**What the task requires:** Extend the contract text on the agreement between IBM Japan and Communications Services KK, picking up after its final sentence.

**Selected excerpt:**
— start —
21.18   No Third Party Beneficiaries.
Except as expressly specified in (i) this Agreement, (ii) a renewal of an SOW or WA for an Existing Customer in existence as of the Effective Date, or (iii) the SOW or WA for a New Customer, the parties do not intend to grant, nor shall any clause be interpreted to grant, any agents, Customers, or other third party rights of any kind to enforce any provision of this Agreement against either Supplier or Buyer.  No third party is to be deemed or become a third party beneficiary under this Agreement, notwithstanding any agreements contained herein that may operate to the benefit of such third party, and notwithstanding any status that Supplier or Buyer may have as a third party beneficiary with respect to any such agreements.

21.19 Translation

Upon mutual agreement of the parties, the Agreement will be translated into Japanese.

 
 

 

ACCEPTED AND AGREED TO:
 
IBM Japan Ltd.  
 
By:
                                                                                                                                                                                                                
Buyer Signature                          Date
  
                                                                                                                                                                                                                
Printed Name
 
                                                                                                                                                                                                                
Title & Organization
 
                                                                                                                                                                                                                
Buyer Address: 
  

ACCEPTED AND AGREED TO:
 
Communications Services KK  
 
By:
                                                                                                                                                                                                                
Supplier Signature                       Date
 
                                                                                                                                                                                                                
Printed Name
 
                                                                                                                                                                                                                
Title & Organization
 
                                                                                                                                                                                                                
Supplier Address: 
 

 
 

 
Schedules
 
Schedule A Existing Customers*
 
Schedule B Work Authorization list*
 
*Schedules, annexes and similar attachments have been omitted pursuant to Item 601(b)(2) of Regulation S-K. IIJ agrees to furnish supplementary copies of the omitted schedules, annexes and similar attachments to the SEC upon request.


 
 
 

 

Exhibit 4.8
 
Internet Initiative Japan Inc.

CONFIDENTIAL

June 1, 2010

IBM Japan Ltd.
19-21 Nihonbashi Hakozaki-cho
Chuo-ku, Tokyo 103-8510

Guaranty Letter Related to
The Solutions Engagement Agreement between IBM Japan Ltd and Communications Services KK


Ladies and Gentlemen:

Reference is made to the Solutions Engagement Agreement between IBM Japan Ltd. (“IBM Japan”) and Communications Services KK (“ Supplier ”) dated as of June 1, 2010 (the “ Agreement ”), Capitalized terms not otherwise defined herein shall have the meanings assigned to them in the Agreement.
— end —
**Extracted records:**
— start —
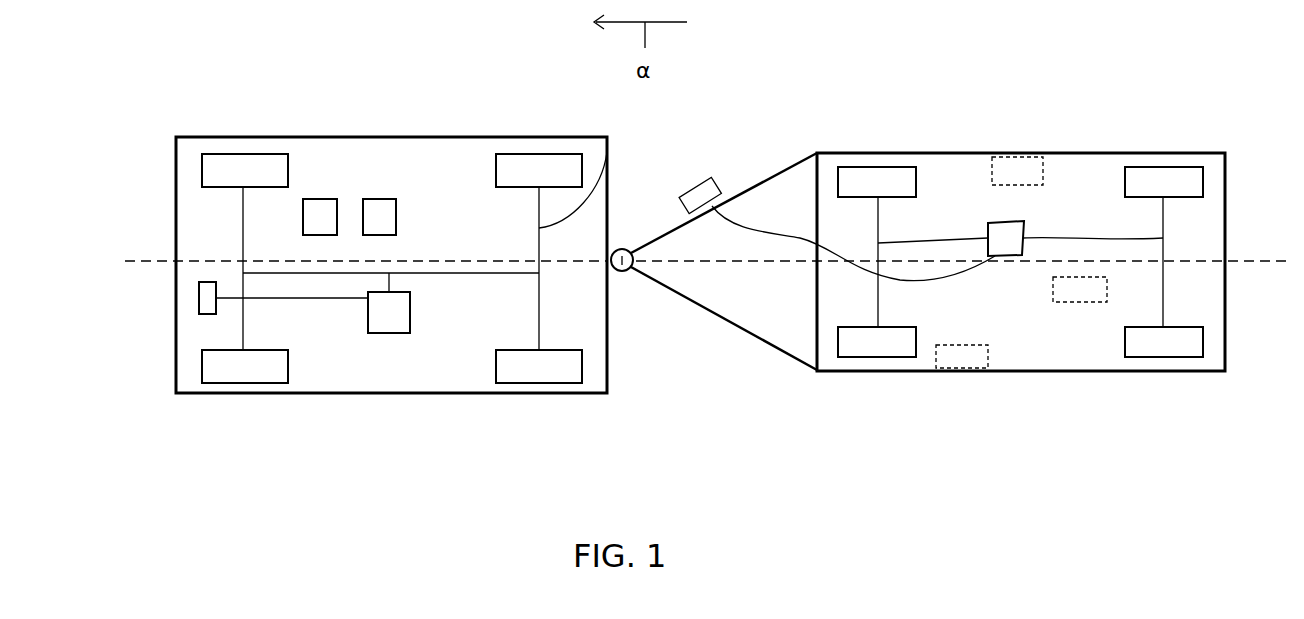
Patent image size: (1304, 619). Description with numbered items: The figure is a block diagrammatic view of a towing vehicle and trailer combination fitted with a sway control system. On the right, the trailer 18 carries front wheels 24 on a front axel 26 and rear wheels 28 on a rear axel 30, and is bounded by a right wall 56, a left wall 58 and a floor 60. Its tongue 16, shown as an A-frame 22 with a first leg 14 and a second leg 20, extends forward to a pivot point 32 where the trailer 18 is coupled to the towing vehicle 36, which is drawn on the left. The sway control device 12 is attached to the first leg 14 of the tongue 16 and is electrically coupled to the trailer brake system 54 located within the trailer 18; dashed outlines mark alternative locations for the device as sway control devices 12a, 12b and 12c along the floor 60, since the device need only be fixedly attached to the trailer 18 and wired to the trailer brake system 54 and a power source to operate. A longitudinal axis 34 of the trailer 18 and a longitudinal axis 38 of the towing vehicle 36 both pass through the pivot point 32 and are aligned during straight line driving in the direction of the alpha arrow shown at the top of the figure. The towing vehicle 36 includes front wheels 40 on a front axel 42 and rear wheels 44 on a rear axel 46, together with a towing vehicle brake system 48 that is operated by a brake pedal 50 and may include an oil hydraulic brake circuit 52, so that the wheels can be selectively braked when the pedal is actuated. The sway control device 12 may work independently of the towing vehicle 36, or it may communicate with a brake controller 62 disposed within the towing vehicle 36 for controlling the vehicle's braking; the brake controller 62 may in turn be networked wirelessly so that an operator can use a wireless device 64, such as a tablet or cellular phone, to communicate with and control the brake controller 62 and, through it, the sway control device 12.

The sway control device 12 is at (703, 180).
The sway control device 12a is at (1017, 171).
The sway control device 12b is at (962, 357).
The sway control device 12c is at (1080, 289).
The first leg 14 is at (762, 176).
The tongue 16 is at (655, 216).
The trailer 18 is at (1083, 152).
The second leg 20 is at (725, 322).
The A-frame 22 is at (686, 324).
The front wheels 24 is at (890, 167).
The front axel 26 is at (878, 235).
The rear wheels 28 is at (1180, 167).
The rear axel 30 is at (1163, 308).
The pivot point 32 is at (622, 268).
The longitudinal axis 34 is at (1245, 259).
The towing vehicle 36 is at (394, 110).
The longitudinal axis 38 is at (138, 260).
The front wheels 40 is at (243, 154).
The front axel 42 is at (243, 220).
The rear wheels 44 is at (533, 154).
The rear axel 46 is at (605, 142).
The towing vehicle brake system 48 is at (389, 303).
The brake pedal 50 is at (197, 306).
The oil hydraulic brake circuit 52 is at (437, 276).
The trailer brake system 54 is at (1020, 238).
The right wall 56 is at (985, 152).
The left wall 58 is at (1032, 372).
The floor 60 is at (1010, 318).
The brake controller 62 is at (320, 217).
The wireless device 64 is at (379, 217).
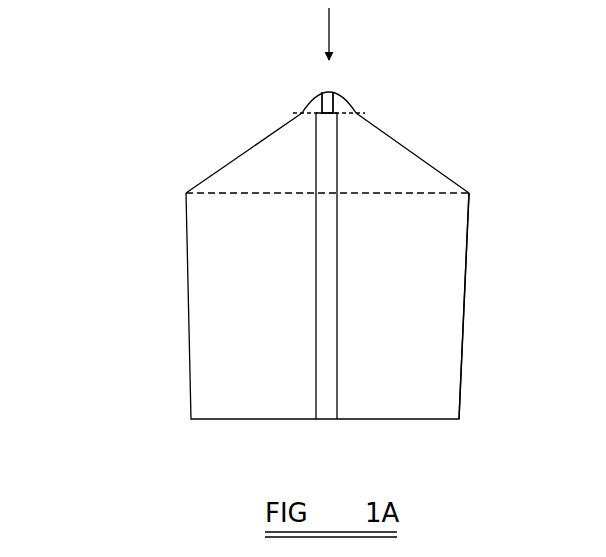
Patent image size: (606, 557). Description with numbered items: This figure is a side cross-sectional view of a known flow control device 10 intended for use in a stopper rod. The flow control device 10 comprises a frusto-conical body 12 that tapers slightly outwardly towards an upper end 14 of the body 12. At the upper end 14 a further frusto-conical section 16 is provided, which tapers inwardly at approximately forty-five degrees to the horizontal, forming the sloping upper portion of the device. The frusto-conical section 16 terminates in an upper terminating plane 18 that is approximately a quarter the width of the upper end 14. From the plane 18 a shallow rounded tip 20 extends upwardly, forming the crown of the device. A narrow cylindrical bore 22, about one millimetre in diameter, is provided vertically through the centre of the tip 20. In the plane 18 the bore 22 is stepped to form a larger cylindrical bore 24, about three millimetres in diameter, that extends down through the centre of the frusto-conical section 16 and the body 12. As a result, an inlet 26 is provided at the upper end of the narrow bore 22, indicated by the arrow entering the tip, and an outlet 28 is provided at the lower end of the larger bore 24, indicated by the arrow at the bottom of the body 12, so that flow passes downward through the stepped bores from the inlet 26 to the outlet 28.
— end —
**Result below:**
WHEREAS the Supplier is a wholly owned subsidiary of Internet Initiative Japan Inc. (the “ Parent ”);

WHEREAS the Parent hereby acknowledges the financial and other obligations imposed upon the Supplier by the Agreement;

WHEREAS the Parent also hereby acknowledges IBM Japan’s reliance on this letter (this “ Guaranty Letter ”) for purposes of entering into the Agreement.

NOW, THEREFORE, for good and valuable consideration, including the inducement of IBM Japan to consummate the transactions contemplated by the Agreement, the parties hereto agree as follows:
 
           1.           Guaranty .  The Parent hereby irrevocably guarantees to IBM Japan (a) the full and prompt payment, within 20 days after written demand therefor is delivered to the Parent by IBM Japan, of (i) the Supplier’ obligations to make payment pursuant to Section 6 of the Agreement, subject to the procedures and limitations set forth therein, (ii) the Supplier’s indemnification obligations under Section 16 of the Agreement, and (iii) all other monetary obligations of the Supplier to IBM Japan under the Agreement and (b) the due and punctual performance of all covenants, agreements, obligations and liabilities of the Supplier under or pursuant to the Agreement (all the monetary obligations described in the preceding clauses (a) through (b) being collectively called the “ Obligations ”);   provided , however , that the Parent’s Obligations under this Guaranty Letter shall (A) only apply with respect to (a) those Obligations requiring performance by the Supplier during the first 12 months after the Effective Date, and (b) those payments required to be made by the Supplier during first 12 months after the Effective Date, and (B) be subject to any and all rights of set-off, counterclaim, deduction, defense or other procedural or substantive rights of any kind that the Supplier have or may hereafter have under the Agreement, other than any rights or defenses premised, directly or indirectly, on the financial resources or condition of any Supplier.  The Parent agrees that its guaranty constitutes a guarantee of payment when due and not of collection.  For the avoidance of doubt, nothing in this Guaranty Letter is intended to (i) expand or contract the liabilities and obligations of the Supplier under the Agreement or (ii) impose any liability or financial obligation on the Parent beyond that or less than that which is owed by the Supplier to IBM Japan pursuant to the terms of the Agreement.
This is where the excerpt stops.